→ **Goal**
Show every line in the records that contains the string "radius", matching case exactly.

[Begin Data listing]

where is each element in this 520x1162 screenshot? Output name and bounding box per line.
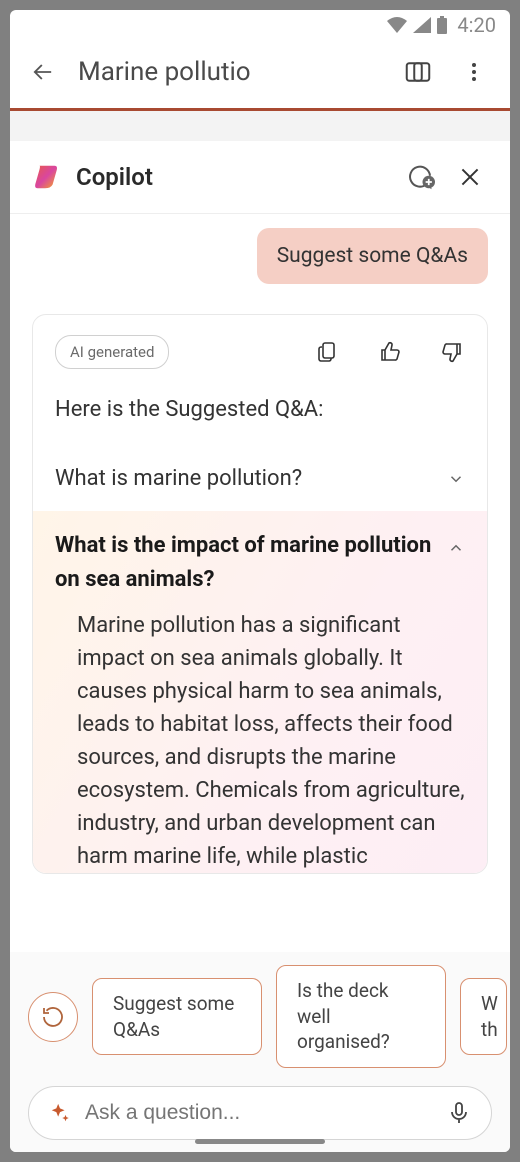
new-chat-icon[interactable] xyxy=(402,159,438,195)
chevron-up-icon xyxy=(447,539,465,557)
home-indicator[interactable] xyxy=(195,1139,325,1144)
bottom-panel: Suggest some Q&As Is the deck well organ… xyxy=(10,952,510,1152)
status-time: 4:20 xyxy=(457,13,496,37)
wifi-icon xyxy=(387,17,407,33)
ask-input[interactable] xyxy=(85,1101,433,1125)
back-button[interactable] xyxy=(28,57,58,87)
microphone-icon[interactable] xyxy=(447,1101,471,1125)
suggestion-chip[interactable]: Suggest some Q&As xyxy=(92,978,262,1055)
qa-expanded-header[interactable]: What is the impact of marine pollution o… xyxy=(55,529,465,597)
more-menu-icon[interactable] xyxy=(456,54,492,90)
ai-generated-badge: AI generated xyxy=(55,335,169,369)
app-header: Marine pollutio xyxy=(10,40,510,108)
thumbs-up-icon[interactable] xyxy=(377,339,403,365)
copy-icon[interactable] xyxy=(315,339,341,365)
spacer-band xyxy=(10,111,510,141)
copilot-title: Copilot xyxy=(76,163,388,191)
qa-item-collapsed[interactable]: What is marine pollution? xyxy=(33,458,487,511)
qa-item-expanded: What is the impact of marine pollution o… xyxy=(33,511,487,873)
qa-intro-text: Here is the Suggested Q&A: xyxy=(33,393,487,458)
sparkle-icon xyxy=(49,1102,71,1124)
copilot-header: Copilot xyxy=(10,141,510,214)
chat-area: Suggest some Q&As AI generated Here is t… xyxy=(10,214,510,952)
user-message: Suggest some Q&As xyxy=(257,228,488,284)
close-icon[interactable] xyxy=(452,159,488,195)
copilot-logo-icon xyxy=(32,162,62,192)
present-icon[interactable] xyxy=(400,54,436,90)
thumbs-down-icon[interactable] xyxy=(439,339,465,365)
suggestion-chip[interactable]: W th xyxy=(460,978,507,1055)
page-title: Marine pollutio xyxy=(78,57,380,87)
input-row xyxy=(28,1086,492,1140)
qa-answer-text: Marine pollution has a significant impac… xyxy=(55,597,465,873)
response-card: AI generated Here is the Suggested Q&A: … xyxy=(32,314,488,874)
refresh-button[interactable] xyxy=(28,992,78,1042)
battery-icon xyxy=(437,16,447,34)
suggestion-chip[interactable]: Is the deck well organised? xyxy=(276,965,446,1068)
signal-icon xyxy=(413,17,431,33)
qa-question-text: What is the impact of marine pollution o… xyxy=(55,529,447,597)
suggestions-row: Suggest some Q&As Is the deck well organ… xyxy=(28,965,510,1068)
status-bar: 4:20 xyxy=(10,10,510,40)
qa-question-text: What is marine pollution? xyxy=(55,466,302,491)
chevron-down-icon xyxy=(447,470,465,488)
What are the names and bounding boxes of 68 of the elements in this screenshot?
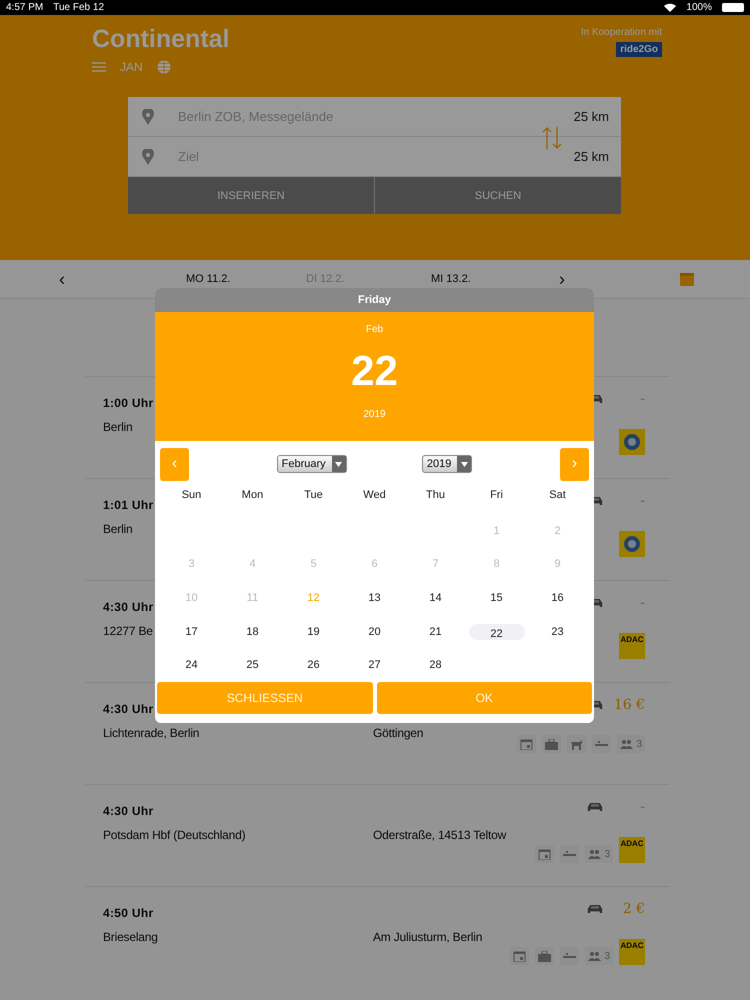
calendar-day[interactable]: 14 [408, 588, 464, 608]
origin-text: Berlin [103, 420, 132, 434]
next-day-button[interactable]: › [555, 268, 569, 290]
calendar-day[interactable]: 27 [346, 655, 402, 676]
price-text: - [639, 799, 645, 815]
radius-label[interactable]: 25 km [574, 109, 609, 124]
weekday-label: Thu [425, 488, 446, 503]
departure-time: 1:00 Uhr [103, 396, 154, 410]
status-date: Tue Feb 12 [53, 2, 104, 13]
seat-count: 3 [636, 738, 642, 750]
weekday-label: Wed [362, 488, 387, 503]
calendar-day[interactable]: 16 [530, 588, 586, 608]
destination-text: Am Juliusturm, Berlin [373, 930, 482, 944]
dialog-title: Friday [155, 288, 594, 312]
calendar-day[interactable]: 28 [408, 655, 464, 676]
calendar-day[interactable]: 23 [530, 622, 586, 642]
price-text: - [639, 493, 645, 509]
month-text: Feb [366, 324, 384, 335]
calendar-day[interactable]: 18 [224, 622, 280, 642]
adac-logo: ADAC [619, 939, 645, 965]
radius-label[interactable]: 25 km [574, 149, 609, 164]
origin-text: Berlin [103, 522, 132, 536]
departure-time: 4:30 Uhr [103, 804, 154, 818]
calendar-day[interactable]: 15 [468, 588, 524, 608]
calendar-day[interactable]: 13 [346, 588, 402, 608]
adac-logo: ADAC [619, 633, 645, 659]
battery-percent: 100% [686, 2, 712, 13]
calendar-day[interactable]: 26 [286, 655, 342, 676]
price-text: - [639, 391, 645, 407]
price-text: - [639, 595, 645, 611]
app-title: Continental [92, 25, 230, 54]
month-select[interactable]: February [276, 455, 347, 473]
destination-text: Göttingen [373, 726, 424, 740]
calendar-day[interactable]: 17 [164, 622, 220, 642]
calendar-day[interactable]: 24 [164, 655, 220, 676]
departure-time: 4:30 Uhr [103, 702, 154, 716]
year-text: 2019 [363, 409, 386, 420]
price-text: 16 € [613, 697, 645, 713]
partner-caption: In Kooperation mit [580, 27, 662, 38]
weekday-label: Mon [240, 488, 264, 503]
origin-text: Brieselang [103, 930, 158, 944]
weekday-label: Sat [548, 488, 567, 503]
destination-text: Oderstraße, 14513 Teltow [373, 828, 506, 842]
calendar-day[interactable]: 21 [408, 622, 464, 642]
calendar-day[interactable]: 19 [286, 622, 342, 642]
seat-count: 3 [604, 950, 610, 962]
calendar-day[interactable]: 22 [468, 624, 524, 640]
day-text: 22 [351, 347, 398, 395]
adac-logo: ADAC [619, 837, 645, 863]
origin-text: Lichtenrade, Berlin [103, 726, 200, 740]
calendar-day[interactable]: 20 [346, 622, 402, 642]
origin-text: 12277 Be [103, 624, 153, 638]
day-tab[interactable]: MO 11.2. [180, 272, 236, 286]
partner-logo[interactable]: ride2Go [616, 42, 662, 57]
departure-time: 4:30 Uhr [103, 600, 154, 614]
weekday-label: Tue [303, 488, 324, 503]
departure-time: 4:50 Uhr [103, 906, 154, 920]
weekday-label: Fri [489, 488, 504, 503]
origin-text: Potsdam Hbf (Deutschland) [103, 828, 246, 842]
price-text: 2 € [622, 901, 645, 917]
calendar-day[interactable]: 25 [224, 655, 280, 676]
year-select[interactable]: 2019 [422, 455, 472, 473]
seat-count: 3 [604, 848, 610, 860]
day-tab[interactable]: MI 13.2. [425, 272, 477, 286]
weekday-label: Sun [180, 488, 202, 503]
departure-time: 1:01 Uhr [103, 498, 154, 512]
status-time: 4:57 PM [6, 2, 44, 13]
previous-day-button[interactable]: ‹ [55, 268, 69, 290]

[End Data listing]

→ **Result of this exercise**
radius-label[interactable]: 25 km [574, 109, 609, 124]
radius-label[interactable]: 25 km [574, 149, 609, 164]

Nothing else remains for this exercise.